* What you should do
Comb through the entries for "from" and pull out each line that holds it.

* Figure record listings
* start *

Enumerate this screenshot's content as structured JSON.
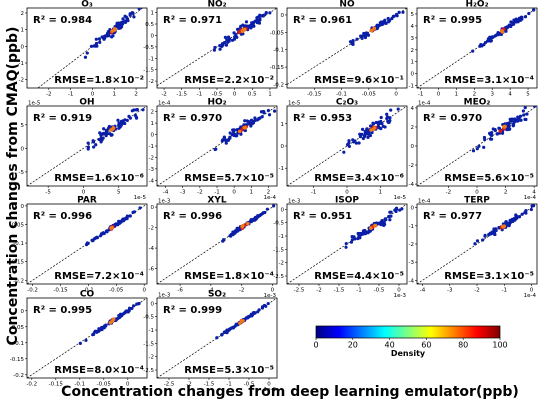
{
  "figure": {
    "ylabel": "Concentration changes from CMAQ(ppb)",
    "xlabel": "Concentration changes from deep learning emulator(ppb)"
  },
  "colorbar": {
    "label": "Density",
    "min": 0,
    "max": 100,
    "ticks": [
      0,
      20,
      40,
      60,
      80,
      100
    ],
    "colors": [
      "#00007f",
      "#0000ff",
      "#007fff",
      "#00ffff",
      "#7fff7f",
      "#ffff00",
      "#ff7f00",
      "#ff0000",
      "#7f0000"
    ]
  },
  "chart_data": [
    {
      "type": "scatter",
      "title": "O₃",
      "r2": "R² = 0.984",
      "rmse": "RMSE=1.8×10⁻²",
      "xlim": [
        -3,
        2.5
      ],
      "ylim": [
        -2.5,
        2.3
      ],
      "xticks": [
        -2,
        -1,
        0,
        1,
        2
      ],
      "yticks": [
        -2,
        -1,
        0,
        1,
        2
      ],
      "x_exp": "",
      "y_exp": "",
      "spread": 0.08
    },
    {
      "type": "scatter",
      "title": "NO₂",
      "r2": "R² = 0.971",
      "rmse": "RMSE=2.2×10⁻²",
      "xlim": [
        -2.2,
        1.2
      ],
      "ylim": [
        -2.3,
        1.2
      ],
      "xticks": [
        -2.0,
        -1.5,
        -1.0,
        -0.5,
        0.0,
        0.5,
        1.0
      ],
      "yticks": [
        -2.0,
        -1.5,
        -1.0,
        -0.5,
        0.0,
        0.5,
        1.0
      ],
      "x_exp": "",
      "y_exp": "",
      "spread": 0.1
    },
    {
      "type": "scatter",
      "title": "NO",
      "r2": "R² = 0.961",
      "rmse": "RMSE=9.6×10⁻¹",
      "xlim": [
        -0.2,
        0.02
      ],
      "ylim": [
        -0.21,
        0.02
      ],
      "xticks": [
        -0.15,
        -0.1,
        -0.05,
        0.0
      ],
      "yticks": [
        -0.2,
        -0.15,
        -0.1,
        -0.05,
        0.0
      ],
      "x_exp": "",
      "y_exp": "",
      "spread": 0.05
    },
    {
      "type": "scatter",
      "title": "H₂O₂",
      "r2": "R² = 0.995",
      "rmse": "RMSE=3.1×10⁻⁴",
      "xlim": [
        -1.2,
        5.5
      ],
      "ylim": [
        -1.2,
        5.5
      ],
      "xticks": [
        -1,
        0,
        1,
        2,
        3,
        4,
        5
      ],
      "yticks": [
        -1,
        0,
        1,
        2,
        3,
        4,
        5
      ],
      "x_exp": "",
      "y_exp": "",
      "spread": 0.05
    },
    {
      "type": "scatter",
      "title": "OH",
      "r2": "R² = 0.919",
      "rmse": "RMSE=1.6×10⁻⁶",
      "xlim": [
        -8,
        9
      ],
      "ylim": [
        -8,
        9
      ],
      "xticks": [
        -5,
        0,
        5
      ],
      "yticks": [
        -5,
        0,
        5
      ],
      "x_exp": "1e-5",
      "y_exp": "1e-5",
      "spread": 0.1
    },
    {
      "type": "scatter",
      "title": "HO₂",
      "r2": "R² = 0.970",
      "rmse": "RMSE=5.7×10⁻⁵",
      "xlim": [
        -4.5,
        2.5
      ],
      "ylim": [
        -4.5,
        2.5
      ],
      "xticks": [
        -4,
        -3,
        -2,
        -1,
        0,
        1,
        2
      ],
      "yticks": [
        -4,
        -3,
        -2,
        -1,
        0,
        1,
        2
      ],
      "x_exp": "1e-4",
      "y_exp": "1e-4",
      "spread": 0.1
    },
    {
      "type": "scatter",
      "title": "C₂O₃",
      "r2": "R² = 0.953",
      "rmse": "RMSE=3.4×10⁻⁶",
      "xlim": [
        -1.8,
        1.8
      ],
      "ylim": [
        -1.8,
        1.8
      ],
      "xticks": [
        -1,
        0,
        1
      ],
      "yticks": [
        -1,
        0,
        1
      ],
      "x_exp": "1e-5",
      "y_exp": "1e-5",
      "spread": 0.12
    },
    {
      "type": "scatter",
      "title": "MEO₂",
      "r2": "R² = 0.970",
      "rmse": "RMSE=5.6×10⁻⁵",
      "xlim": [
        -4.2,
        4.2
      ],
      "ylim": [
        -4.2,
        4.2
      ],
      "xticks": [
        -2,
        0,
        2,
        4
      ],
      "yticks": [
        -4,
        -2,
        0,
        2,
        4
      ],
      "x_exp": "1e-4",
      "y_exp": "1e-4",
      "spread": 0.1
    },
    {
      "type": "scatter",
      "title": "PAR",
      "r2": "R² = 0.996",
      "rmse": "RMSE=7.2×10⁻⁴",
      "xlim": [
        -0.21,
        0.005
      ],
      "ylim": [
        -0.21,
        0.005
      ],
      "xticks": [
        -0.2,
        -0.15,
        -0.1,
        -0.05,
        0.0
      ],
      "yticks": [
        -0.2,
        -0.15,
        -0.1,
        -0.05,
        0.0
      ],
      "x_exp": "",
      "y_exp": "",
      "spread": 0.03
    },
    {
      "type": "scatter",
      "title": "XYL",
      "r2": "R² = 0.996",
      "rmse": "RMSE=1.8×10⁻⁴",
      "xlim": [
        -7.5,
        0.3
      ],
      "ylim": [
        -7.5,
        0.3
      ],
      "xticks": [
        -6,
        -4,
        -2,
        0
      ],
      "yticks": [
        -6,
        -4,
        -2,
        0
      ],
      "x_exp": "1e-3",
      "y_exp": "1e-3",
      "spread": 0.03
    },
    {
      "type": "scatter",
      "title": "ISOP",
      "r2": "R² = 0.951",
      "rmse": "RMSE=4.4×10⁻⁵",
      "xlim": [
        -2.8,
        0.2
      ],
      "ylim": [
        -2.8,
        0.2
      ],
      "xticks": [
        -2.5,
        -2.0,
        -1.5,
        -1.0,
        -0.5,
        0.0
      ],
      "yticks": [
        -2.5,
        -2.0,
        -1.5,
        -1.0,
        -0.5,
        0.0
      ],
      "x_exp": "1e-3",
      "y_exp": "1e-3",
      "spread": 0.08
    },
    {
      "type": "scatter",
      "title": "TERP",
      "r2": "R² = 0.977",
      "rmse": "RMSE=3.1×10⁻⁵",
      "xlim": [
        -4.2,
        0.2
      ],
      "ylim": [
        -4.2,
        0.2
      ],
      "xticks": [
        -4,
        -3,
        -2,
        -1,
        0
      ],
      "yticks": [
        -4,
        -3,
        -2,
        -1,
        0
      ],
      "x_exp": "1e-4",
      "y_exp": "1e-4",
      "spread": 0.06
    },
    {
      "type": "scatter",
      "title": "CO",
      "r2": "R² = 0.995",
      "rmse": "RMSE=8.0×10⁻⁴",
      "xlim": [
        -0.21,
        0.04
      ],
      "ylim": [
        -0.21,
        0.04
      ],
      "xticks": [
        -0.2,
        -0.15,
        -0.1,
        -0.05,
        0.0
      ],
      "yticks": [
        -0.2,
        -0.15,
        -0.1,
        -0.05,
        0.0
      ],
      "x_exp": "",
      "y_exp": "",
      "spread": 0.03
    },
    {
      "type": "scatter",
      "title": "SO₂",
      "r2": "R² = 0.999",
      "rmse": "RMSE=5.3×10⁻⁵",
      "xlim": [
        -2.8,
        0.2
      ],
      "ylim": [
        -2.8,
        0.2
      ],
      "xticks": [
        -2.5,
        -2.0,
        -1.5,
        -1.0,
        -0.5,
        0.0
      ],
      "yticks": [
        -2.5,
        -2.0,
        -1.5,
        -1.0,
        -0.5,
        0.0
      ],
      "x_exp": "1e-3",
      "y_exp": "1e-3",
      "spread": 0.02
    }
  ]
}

* end *

* Reply
    "ylabel": "Concentration changes from CMAQ(ppb)",
    "xlabel": "Concentration changes from deep learning emulator(ppb)"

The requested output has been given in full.